# start of Given records

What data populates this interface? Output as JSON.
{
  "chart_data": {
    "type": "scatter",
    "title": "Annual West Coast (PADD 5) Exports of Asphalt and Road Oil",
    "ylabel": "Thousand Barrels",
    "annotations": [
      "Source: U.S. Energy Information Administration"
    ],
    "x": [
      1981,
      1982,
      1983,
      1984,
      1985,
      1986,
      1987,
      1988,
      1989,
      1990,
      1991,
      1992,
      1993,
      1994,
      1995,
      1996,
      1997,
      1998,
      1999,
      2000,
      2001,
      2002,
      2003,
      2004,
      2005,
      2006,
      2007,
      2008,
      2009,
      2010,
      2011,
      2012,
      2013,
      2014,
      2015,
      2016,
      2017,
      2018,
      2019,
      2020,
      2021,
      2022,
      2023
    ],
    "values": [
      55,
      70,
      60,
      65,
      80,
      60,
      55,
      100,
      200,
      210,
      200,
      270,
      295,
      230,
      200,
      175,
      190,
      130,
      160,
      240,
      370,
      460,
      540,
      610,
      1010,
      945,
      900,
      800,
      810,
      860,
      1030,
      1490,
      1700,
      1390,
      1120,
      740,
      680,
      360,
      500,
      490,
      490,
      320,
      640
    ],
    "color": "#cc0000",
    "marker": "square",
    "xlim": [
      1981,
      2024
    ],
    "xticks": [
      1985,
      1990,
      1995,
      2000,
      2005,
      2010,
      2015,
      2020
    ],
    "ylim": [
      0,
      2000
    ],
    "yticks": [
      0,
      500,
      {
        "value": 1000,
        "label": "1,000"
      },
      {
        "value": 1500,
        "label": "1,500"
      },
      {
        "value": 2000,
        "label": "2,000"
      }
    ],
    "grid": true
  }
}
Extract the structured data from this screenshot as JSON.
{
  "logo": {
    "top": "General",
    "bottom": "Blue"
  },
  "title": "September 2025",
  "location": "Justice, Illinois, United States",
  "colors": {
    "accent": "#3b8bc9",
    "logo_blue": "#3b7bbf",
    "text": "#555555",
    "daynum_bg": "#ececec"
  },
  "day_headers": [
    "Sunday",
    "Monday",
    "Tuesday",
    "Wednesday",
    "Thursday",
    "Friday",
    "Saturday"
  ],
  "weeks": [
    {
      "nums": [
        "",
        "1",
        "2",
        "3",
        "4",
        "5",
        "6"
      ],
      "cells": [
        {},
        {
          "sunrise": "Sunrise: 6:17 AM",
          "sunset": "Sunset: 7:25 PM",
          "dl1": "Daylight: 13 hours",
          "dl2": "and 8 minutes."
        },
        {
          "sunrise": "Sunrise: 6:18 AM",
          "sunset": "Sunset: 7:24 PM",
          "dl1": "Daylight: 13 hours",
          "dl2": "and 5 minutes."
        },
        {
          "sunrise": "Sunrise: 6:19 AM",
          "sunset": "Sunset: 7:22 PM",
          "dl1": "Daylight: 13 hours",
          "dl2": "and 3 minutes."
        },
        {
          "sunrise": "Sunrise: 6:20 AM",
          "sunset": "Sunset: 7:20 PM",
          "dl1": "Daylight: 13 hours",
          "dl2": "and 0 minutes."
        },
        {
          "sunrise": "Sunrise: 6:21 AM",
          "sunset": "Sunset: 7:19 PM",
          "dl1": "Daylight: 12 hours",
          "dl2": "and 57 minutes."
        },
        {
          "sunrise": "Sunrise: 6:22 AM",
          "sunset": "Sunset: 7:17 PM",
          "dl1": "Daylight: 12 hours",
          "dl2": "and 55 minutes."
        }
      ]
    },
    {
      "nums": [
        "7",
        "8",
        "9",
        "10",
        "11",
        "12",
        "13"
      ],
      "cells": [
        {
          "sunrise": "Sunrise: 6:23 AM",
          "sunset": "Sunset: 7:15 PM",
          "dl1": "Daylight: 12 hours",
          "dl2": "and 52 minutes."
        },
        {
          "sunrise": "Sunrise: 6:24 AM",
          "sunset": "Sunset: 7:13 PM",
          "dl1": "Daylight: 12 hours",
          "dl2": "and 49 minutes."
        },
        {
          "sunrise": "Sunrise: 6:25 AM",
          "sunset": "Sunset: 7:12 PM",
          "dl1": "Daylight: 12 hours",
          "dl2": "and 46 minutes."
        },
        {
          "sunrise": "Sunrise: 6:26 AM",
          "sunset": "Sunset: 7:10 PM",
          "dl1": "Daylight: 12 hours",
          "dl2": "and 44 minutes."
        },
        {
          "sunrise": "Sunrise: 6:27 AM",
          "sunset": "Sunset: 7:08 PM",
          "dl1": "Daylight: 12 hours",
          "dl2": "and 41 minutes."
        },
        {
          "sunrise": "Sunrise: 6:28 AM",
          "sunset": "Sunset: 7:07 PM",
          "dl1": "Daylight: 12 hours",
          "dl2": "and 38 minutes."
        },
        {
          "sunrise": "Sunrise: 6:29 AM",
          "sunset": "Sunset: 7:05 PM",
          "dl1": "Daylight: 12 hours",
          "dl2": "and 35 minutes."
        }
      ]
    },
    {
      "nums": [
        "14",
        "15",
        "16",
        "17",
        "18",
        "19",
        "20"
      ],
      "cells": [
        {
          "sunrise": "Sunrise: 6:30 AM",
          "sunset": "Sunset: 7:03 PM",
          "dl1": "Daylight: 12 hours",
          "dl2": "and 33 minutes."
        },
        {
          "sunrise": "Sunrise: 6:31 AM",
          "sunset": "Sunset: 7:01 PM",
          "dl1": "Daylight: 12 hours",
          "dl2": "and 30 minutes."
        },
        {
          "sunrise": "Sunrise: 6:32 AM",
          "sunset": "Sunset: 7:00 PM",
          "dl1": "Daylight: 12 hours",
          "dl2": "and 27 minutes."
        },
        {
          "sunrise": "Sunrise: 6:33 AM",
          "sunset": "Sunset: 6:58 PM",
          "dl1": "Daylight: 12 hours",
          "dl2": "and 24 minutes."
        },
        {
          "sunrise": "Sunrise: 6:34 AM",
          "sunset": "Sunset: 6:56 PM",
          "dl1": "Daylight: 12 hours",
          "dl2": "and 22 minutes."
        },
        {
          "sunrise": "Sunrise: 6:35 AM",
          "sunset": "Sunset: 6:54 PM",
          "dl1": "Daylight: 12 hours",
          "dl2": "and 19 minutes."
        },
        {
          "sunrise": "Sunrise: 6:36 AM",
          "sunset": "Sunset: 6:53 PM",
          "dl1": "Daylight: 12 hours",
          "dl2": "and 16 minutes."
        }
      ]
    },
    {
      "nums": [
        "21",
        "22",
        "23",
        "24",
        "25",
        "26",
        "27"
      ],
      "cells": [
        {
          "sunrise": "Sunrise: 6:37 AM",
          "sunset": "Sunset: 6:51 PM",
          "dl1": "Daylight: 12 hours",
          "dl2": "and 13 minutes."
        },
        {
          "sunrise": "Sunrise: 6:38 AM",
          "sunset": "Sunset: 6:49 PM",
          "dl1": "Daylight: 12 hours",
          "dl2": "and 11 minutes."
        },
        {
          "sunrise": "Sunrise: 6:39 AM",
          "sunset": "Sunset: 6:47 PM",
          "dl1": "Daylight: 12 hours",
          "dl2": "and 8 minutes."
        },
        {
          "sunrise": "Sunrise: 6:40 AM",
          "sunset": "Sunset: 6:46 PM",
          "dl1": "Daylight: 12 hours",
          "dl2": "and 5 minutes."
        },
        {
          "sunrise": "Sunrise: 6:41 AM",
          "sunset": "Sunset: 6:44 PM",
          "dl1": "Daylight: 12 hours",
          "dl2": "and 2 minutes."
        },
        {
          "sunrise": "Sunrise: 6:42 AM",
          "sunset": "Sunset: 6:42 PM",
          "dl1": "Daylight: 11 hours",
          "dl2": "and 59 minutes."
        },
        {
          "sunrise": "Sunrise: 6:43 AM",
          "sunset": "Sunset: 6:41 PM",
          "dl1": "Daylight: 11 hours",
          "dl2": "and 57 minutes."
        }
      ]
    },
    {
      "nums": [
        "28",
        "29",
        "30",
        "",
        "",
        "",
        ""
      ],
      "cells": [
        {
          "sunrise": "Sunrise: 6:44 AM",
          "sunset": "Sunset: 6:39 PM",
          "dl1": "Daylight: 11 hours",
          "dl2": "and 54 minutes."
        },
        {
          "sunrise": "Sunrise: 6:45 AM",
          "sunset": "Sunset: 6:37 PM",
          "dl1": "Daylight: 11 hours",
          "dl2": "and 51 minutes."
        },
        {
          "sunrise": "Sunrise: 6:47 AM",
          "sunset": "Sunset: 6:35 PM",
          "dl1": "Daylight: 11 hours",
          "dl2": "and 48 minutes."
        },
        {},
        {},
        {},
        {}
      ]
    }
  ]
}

# end of Given records

* [Task instructions] Report back each line of the entries that holds the string "this".

* [Answer in full]
What data populates this interface? Output as JSON.
Extract the structured data from this screenshot as JSON.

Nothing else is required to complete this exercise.